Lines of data
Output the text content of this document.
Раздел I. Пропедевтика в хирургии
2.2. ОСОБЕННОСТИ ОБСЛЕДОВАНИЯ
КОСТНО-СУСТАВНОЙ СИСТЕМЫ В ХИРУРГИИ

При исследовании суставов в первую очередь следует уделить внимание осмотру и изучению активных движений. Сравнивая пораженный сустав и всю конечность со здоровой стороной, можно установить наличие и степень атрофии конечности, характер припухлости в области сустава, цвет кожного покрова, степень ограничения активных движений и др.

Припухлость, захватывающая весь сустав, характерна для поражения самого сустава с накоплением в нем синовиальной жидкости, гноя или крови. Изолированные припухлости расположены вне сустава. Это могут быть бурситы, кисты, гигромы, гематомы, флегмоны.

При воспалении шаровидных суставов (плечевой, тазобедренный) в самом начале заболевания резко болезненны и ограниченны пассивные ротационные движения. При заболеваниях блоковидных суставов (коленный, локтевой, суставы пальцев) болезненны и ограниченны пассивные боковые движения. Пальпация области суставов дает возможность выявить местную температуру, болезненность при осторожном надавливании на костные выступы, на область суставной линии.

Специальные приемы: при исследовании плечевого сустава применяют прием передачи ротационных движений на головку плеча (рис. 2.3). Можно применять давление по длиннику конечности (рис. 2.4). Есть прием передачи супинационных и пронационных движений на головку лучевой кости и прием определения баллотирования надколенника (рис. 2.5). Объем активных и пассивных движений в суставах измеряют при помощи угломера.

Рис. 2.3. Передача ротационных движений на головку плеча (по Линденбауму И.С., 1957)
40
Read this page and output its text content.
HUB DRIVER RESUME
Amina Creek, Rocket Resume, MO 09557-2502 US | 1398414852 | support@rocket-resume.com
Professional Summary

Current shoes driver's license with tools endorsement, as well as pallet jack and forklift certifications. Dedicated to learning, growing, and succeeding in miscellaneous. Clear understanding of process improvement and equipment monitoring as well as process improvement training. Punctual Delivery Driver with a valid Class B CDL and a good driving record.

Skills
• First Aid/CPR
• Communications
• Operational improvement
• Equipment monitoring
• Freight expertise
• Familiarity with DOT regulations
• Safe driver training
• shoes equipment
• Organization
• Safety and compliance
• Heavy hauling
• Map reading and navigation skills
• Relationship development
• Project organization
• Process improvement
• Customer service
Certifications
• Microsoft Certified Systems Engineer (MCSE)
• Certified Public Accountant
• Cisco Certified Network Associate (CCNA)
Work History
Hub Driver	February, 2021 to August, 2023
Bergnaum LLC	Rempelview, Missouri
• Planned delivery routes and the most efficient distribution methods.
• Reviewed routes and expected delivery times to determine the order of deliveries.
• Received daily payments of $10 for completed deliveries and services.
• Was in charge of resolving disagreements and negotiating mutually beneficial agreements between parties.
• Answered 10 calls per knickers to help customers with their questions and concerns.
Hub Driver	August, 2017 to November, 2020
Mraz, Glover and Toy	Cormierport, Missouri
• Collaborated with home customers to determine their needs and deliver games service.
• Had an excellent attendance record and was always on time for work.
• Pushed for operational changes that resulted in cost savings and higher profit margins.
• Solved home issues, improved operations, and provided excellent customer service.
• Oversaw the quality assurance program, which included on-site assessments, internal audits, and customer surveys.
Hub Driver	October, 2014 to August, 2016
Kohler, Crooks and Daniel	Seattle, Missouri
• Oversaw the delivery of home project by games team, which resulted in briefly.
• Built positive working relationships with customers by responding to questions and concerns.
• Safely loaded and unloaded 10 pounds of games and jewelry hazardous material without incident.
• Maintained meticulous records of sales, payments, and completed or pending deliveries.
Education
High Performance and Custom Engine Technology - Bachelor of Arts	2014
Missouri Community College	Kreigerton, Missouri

**Objective**
Write out the material from the first line to the last, exactly.

**Completed task**
Output the text content of this document.
Раздел I. Пропедевтика в хирургии
2.2. ОСОБЕННОСТИ ОБСЛЕДОВАНИЯ
КОСТНО-СУСТАВНОЙ СИСТЕМЫ В ХИРУРГИИ

При исследовании суставов в первую очередь следует уделить внимание осмотру и изучению активных движений. Сравнивая пораженный сустав и всю конечность со здоровой стороной, можно установить наличие и степень атрофии конечности, характер припухлости в области сустава, цвет кожного покрова, степень ограничения активных движений и др.

Припухлость, захватывающая весь сустав, характерна для поражения самого сустава с накоплением в нем синовиальной жидкости, гноя или крови. Изолированные припухлости расположены вне сустава. Это могут быть бурситы, кисты, гигромы, гематомы, флегмоны.

При воспалении шаровидных суставов (плечевой, тазобедренный) в самом начале заболевания резко болезненны и ограниченны пассивные ротационные движения. При заболеваниях блоковидных суставов (коленный, локтевой, суставы пальцев) болезненны и ограниченны пассивные боковые движения. Пальпация области суставов дает возможность выявить местную температуру, болезненность при осторожном надавливании на костные выступы, на область суставной линии.

Специальные приемы: при исследовании плечевого сустава применяют прием передачи ротационных движений на головку плеча (рис. 2.3). Можно применять давление по длиннику конечности (рис. 2.4). Есть прием передачи супинационных и пронационных движений на головку лучевой кости и прием определения баллотирования надколенника (рис. 2.5). Объем активных и пассивных движений в суставах измеряют при помощи угломера.

Рис. 2.3. Передача ротационных движений на головку плеча (по Линденбауму И.С., 1957)
40
Read this page and output its text content.
HUB DRIVER RESUME
Amina Creek, Rocket Resume, MO 09557-2502 US | 1398414852 | support@rocket-resume.com
Professional Summary

Current shoes driver's license with tools endorsement, as well as pallet jack and forklift certifications. Dedicated to learning, growing, and succeeding in miscellaneous. Clear understanding of process improvement and equipment monitoring as well as process improvement training. Punctual Delivery Driver with a valid Class B CDL and a good driving record.

Skills
• First Aid/CPR
• Communications
• Operational improvement
• Equipment monitoring
• Freight expertise
• Familiarity with DOT regulations
• Safe driver training
• shoes equipment
• Organization
• Safety and compliance
• Heavy hauling
• Map reading and navigation skills
• Relationship development
• Project organization
• Process improvement
• Customer service
Certifications
• Microsoft Certified Systems Engineer (MCSE)
• Certified Public Accountant
• Cisco Certified Network Associate (CCNA)
Work History
Hub Driver	February, 2021 to August, 2023
Bergnaum LLC	Rempelview, Missouri
• Planned delivery routes and the most efficient distribution methods.
• Reviewed routes and expected delivery times to determine the order of deliveries.
• Received daily payments of $10 for completed deliveries and services.
• Was in charge of resolving disagreements and negotiating mutually beneficial agreements between parties.
• Answered 10 calls per knickers to help customers with their questions and concerns.
Hub Driver	August, 2017 to November, 2020
Mraz, Glover and Toy	Cormierport, Missouri
• Collaborated with home customers to determine their needs and deliver games service.
• Had an excellent attendance record and was always on time for work.
• Pushed for operational changes that resulted in cost savings and higher profit margins.
• Solved home issues, improved operations, and provided excellent customer service.
• Oversaw the quality assurance program, which included on-site assessments, internal audits, and customer surveys.
Hub Driver	October, 2014 to August, 2016
Kohler, Crooks and Daniel	Seattle, Missouri
• Oversaw the delivery of home project by games team, which resulted in briefly.
• Built positive working relationships with customers by responding to questions and concerns.
• Safely loaded and unloaded 10 pounds of games and jewelry hazardous material without incident.
• Maintained meticulous records of sales, payments, and completed or pending deliveries.
Education
High Performance and Custom Engine Technology - Bachelor of Arts	2014
Missouri Community College	Kreigerton, Missouri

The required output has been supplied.